Written problem: Gather up every line that includes the string "何もしていない".

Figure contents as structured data
+ + + + + + +

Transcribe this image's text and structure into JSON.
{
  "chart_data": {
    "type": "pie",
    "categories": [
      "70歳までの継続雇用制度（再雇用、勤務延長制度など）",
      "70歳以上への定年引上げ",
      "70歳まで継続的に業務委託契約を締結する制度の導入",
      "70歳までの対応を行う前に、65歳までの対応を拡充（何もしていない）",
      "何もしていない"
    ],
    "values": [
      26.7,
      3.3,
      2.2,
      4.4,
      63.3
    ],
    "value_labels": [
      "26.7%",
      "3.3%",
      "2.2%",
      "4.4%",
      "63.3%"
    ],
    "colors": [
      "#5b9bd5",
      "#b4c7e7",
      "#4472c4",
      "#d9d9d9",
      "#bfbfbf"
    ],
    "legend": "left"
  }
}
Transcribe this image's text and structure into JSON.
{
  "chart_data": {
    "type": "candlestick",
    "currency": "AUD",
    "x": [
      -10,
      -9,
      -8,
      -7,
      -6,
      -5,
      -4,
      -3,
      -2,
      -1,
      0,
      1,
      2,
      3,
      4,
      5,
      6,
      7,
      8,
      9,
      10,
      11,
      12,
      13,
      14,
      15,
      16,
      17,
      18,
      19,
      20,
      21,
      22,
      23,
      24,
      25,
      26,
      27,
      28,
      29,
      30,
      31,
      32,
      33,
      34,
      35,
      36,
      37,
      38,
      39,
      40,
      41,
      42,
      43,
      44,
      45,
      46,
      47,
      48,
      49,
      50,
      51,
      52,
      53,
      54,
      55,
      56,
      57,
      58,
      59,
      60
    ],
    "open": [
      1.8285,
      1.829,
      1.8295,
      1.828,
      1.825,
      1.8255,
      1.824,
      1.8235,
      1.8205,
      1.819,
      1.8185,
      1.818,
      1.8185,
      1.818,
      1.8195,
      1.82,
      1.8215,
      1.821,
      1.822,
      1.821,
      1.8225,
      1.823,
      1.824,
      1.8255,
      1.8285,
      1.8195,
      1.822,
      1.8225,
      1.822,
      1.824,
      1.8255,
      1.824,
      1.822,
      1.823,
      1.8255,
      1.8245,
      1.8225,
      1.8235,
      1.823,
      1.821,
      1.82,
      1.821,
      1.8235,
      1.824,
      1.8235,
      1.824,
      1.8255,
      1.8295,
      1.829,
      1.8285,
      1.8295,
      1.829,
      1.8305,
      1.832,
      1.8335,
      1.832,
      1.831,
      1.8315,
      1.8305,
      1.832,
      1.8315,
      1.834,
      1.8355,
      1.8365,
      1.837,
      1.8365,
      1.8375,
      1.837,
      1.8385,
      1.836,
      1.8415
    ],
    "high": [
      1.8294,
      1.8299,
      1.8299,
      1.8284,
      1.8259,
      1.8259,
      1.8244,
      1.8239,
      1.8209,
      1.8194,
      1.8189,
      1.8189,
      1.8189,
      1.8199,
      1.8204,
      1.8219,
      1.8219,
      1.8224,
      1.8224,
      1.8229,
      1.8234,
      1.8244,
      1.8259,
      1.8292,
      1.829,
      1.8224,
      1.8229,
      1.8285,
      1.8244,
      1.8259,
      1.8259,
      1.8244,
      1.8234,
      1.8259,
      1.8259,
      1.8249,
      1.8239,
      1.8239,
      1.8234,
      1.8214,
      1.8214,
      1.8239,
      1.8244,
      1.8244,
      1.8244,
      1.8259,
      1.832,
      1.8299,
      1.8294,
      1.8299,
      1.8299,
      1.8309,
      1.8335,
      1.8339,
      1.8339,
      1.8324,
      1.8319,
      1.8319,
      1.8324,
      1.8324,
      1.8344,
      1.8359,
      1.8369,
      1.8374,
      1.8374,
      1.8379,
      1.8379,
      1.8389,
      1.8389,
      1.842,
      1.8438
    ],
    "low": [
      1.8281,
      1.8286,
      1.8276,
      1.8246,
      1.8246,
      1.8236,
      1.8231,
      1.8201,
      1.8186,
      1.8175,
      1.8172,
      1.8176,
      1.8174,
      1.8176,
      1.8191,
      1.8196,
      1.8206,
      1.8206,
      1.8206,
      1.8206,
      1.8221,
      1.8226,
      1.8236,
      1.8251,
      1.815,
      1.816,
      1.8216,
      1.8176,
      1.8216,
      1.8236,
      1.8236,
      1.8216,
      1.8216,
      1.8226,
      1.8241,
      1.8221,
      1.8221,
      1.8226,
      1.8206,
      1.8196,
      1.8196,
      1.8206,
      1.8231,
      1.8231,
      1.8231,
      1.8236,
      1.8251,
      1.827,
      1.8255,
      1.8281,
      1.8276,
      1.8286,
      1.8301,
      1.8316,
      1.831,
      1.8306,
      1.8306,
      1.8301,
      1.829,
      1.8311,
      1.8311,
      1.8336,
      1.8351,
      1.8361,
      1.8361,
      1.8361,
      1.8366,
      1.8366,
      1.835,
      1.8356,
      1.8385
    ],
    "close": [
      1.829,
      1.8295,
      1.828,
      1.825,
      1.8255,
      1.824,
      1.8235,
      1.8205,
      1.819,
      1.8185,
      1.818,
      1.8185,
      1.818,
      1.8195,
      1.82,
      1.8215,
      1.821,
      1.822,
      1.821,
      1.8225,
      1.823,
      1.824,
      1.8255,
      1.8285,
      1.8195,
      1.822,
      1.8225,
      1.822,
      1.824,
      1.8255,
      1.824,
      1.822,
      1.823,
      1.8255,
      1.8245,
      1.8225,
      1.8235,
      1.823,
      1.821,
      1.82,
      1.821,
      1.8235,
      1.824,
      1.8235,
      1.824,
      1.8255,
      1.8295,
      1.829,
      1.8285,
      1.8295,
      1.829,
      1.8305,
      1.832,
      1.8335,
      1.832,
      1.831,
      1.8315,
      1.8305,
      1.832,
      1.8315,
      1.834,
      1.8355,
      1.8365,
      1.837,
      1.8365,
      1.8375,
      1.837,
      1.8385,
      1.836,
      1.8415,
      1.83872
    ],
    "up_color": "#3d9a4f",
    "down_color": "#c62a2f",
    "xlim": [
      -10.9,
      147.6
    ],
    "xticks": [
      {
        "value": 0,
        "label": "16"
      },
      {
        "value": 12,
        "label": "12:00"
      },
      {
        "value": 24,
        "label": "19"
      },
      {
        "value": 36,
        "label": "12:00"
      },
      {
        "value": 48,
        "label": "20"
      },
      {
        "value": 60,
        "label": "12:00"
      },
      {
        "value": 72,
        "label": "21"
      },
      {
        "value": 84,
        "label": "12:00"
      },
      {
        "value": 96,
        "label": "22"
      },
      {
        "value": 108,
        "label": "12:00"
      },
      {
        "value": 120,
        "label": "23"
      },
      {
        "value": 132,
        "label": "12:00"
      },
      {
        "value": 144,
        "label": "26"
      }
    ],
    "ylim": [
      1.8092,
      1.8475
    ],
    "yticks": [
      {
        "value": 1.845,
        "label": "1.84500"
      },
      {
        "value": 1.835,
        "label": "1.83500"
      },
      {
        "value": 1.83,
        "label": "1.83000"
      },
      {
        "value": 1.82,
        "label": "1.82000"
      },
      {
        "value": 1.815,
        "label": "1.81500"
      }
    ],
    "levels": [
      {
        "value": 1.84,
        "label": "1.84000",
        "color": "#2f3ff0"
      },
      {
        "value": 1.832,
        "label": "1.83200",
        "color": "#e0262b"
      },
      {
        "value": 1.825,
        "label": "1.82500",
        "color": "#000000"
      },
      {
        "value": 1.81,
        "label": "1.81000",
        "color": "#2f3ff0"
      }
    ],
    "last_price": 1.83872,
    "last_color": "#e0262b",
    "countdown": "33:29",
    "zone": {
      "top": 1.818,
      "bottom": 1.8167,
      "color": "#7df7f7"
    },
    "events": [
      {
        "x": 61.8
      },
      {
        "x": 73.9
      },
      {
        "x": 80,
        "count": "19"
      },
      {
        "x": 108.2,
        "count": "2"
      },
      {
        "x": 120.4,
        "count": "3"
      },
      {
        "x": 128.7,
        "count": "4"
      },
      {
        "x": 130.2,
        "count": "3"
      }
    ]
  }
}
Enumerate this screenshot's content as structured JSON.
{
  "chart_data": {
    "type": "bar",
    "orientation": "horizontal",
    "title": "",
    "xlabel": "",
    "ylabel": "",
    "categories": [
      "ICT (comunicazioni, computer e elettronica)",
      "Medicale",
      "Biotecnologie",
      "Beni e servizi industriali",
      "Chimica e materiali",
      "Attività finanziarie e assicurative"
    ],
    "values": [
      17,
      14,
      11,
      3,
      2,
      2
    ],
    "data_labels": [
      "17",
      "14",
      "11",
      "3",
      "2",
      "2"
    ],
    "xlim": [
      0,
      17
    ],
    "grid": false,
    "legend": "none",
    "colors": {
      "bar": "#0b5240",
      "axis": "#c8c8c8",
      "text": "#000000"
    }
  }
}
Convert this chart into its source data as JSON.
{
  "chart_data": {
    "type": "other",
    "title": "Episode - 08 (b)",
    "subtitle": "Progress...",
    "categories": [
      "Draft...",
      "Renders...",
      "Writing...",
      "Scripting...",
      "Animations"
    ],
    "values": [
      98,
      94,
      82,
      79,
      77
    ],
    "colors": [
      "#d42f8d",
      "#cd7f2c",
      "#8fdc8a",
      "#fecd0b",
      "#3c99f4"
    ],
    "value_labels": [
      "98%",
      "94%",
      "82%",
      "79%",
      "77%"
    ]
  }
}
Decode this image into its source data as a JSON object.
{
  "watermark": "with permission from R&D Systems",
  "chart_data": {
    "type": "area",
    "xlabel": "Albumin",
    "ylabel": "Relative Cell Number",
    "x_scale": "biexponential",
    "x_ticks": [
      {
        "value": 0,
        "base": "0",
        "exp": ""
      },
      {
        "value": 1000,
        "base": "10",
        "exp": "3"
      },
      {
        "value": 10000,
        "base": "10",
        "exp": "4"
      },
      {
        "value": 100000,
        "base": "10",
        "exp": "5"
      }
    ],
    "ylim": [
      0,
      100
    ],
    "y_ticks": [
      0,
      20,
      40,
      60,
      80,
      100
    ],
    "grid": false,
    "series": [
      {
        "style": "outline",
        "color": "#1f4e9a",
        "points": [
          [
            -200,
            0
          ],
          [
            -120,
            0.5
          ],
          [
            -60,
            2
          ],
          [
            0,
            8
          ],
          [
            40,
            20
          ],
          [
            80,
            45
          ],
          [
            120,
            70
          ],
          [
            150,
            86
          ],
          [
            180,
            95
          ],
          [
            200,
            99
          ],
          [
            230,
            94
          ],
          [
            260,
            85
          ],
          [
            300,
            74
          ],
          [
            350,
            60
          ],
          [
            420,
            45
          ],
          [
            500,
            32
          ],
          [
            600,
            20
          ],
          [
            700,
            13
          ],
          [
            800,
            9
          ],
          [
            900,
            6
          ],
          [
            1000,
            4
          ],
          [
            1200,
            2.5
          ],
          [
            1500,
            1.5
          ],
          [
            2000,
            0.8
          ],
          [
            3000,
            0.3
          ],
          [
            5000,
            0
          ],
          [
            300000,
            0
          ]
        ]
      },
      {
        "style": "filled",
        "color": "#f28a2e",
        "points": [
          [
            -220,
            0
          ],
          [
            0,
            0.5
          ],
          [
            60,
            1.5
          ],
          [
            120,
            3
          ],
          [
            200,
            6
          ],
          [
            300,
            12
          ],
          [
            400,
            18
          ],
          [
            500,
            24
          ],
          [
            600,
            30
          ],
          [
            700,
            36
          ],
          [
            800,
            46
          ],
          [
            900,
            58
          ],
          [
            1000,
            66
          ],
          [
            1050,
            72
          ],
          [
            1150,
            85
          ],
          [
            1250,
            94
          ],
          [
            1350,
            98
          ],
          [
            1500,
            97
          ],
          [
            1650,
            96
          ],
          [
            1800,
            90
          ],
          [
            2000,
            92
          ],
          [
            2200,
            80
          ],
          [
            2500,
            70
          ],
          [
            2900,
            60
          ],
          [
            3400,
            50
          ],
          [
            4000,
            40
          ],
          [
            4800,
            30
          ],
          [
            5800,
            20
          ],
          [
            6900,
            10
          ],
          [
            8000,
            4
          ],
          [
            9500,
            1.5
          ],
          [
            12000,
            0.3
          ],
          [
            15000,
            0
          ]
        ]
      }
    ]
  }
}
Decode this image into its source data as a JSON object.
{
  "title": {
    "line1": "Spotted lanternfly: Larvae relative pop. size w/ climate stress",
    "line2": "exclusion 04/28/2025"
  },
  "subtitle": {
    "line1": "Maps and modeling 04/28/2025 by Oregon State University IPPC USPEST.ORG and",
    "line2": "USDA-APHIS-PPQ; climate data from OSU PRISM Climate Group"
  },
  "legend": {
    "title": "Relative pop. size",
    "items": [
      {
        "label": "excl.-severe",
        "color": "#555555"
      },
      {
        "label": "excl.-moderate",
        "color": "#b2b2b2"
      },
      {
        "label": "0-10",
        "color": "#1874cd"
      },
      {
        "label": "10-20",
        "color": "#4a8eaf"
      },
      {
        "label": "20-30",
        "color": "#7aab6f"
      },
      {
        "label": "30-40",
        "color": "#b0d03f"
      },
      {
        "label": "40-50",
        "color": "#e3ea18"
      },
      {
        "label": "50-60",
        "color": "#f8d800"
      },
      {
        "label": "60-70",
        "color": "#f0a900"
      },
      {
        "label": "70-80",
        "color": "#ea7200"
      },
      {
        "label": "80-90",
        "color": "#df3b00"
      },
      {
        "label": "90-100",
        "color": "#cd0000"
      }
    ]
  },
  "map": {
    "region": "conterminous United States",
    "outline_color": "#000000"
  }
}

+ + + + + + +

Final result:
      "70歳までの対応を行う前に、65歳までの対応を拡充（何もしていない）",
      "何もしていない"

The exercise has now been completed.